TASK GOAL
Read the listing and extract each line that includes the word "number".

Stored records
+-------+
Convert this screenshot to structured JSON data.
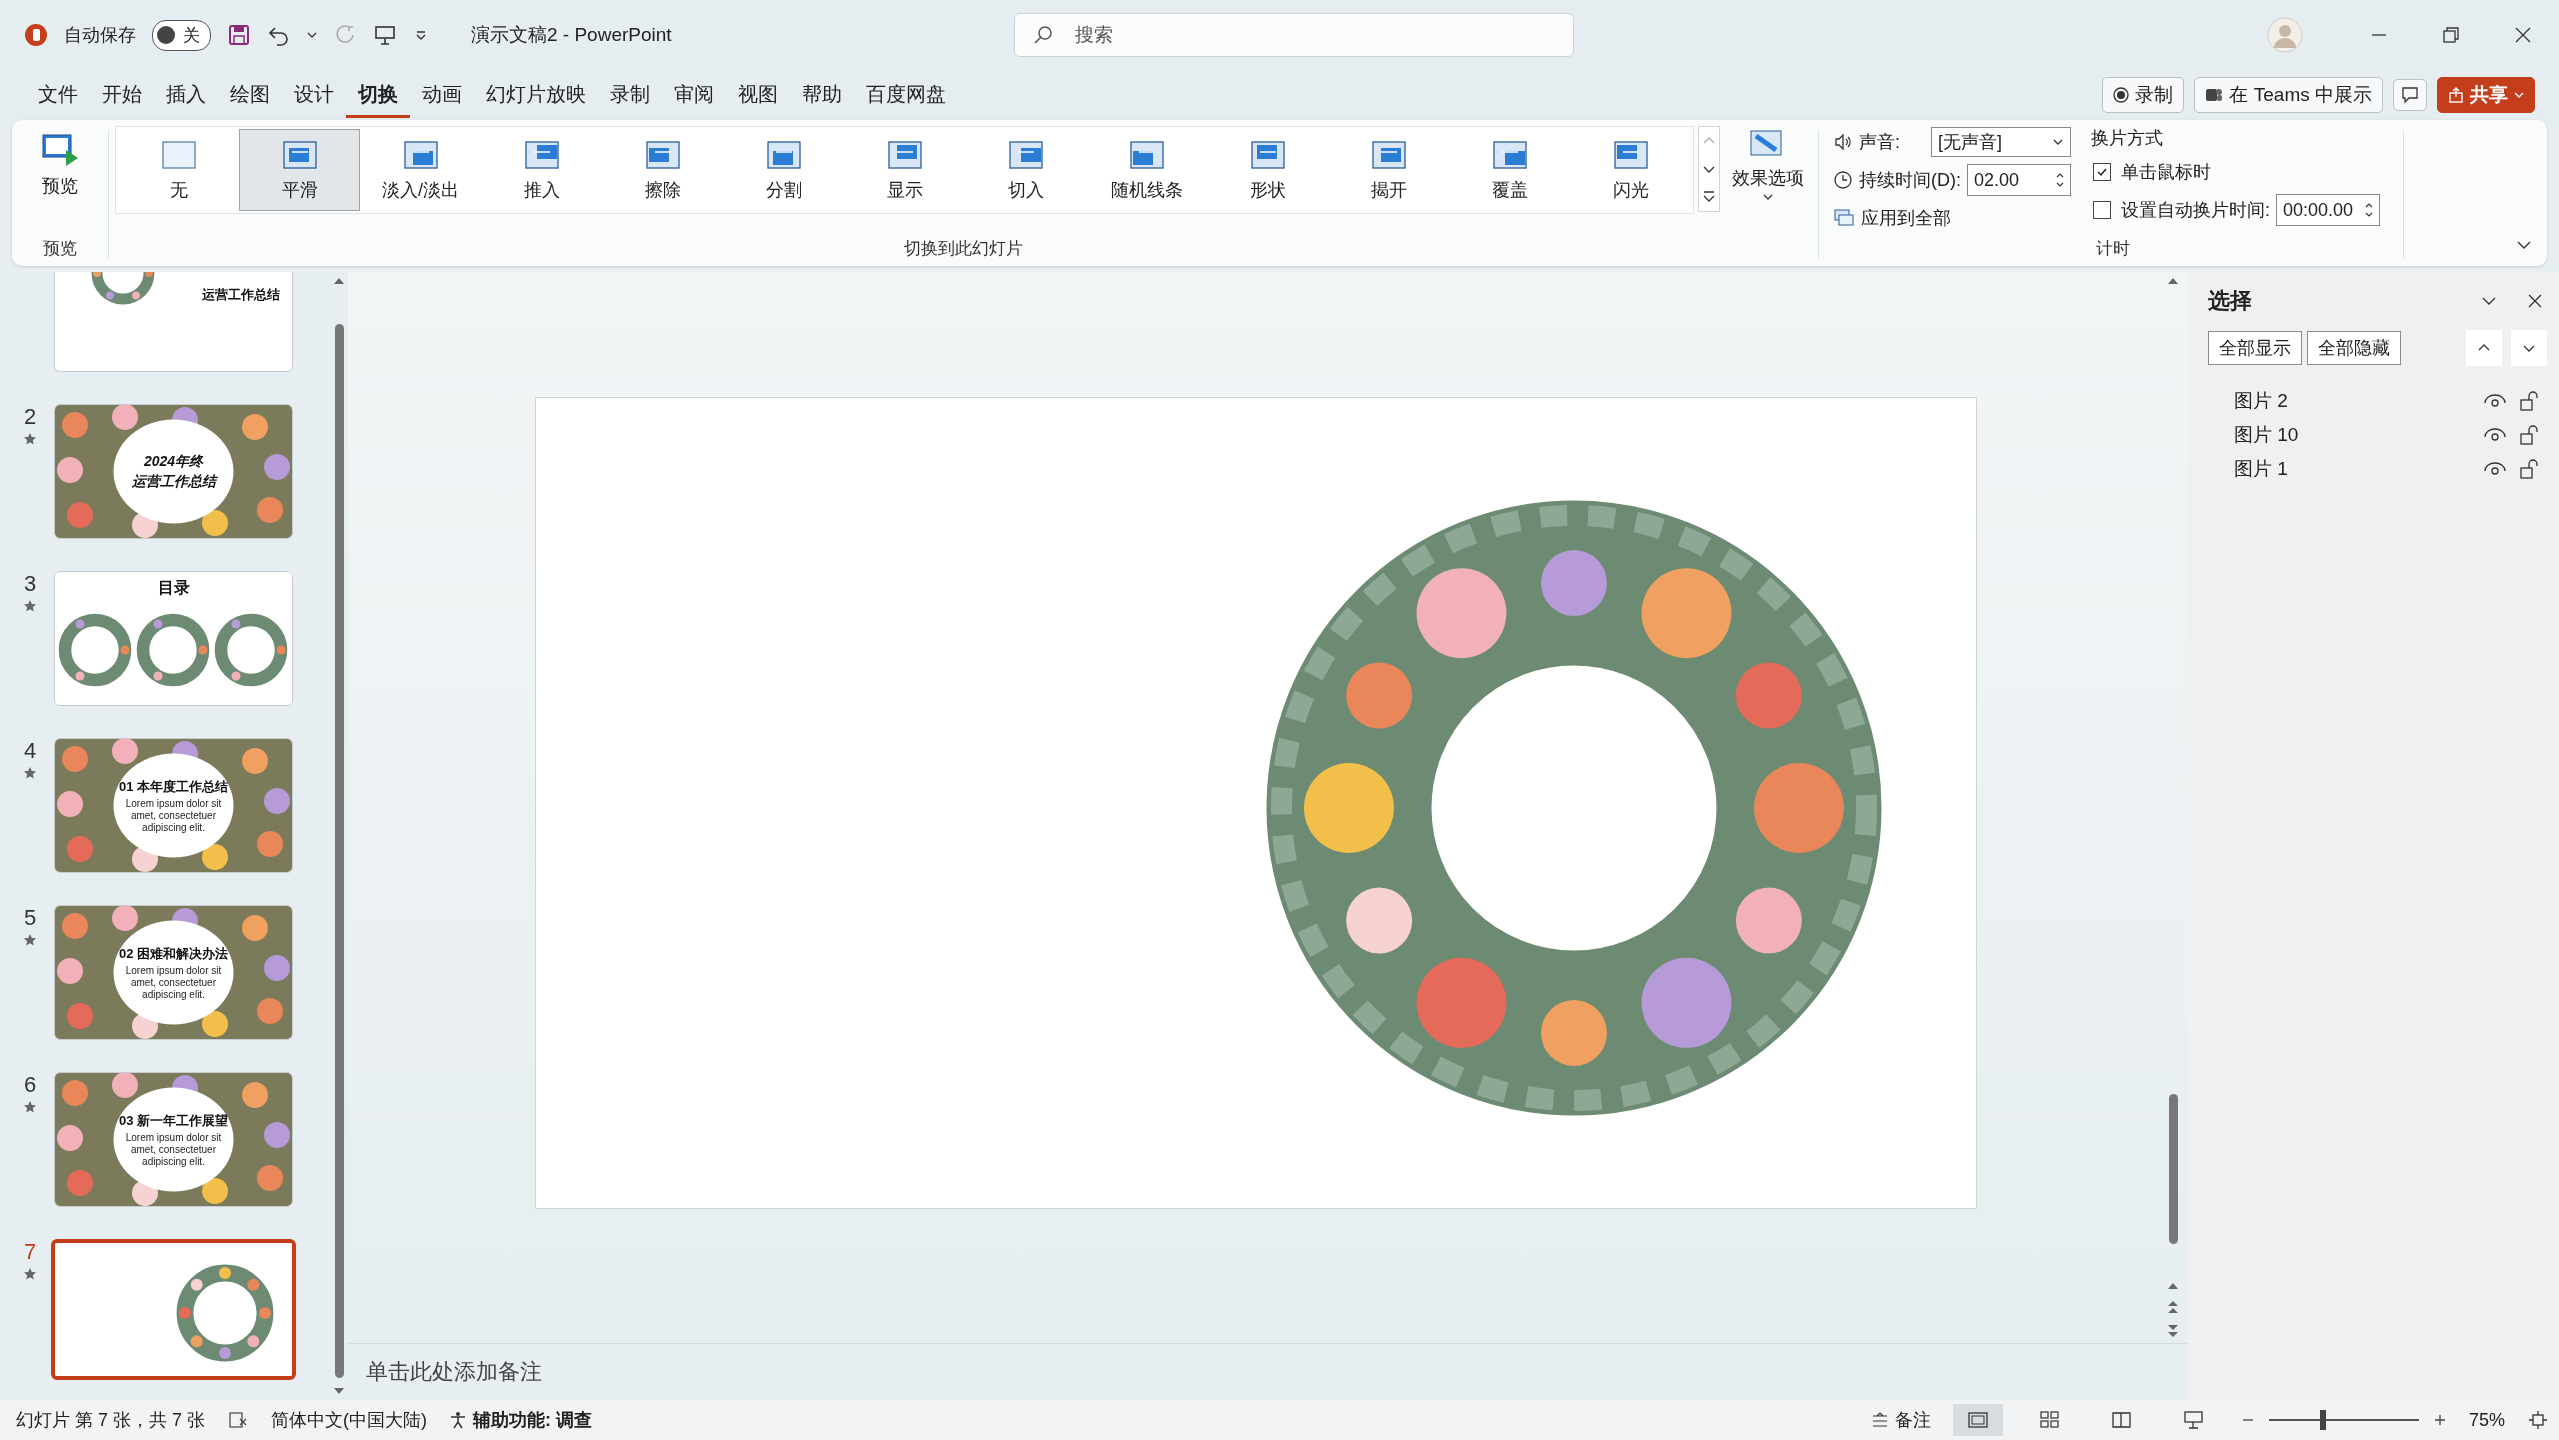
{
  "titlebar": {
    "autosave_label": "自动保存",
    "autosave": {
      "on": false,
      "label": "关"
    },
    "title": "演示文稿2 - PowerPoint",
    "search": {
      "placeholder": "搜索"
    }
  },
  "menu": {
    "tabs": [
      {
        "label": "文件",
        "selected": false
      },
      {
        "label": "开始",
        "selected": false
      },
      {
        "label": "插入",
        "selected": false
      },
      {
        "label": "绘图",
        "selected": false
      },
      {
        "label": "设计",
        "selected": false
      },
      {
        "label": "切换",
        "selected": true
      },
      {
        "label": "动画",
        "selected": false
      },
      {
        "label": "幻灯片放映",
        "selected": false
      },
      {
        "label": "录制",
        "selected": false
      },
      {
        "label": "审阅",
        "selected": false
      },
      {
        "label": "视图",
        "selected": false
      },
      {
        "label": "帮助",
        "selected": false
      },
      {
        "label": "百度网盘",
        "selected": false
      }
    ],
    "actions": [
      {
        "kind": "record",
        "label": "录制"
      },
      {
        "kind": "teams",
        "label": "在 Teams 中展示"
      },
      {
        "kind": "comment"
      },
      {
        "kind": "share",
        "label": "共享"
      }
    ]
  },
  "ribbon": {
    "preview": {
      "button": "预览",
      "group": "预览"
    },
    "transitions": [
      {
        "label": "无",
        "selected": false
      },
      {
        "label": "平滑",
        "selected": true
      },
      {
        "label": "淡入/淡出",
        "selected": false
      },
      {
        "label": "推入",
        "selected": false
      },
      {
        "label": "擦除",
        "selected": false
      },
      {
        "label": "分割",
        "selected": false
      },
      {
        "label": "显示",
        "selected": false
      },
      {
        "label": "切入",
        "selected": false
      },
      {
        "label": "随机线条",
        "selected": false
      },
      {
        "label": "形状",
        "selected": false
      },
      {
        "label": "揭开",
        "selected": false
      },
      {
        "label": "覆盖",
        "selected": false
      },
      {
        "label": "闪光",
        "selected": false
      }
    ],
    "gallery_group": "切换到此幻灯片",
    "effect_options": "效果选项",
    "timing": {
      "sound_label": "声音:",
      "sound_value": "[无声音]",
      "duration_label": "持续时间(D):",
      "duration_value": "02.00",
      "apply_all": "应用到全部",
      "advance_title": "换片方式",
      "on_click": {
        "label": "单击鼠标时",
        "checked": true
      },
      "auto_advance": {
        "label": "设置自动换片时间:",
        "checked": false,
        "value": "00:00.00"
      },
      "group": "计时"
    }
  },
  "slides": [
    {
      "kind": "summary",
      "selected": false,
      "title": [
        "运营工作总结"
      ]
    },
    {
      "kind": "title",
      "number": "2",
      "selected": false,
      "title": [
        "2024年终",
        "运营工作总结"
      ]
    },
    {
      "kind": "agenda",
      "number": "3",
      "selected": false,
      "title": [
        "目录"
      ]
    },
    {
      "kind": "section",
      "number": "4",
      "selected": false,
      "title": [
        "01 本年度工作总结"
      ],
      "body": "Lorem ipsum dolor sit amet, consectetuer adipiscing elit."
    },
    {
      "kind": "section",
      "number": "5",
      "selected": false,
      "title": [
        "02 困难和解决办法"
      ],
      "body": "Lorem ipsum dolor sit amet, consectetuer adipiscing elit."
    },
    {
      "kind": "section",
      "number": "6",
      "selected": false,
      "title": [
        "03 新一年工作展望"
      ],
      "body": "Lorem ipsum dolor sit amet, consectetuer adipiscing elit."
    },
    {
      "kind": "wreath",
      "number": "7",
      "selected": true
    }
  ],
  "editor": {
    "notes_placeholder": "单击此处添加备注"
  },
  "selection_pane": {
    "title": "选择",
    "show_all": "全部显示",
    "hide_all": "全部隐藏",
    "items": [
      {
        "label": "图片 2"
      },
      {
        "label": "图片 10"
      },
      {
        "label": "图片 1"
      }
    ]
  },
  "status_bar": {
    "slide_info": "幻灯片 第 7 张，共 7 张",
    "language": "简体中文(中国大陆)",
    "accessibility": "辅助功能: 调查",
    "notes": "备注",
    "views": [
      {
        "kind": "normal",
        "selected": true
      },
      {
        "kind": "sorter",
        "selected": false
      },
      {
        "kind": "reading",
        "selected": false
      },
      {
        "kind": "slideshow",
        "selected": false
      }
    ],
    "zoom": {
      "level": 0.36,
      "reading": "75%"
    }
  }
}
+-------+
RESPONSE
      "number": "2",
      "number": "3",
      "number": "4",
      "number": "5",
      "number": "6",
      "number": "7",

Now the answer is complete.